GOAL: From the entries below, extract every line that includes the word "RAIN".

RECORDS SUPPLIED:
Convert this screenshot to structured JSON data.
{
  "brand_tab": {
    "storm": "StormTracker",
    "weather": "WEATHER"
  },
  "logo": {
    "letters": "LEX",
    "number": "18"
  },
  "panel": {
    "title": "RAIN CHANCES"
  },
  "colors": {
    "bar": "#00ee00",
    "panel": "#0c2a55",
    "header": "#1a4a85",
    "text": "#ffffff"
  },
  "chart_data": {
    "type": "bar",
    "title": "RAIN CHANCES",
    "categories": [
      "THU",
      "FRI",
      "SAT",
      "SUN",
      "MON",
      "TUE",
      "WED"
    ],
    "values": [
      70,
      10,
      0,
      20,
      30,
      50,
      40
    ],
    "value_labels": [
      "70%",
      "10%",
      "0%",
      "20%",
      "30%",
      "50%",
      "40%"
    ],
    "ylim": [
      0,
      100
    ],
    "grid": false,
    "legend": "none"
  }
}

FULL OUTPUT:
    "title": "RAIN CHANCES"
    "title": "RAIN CHANCES",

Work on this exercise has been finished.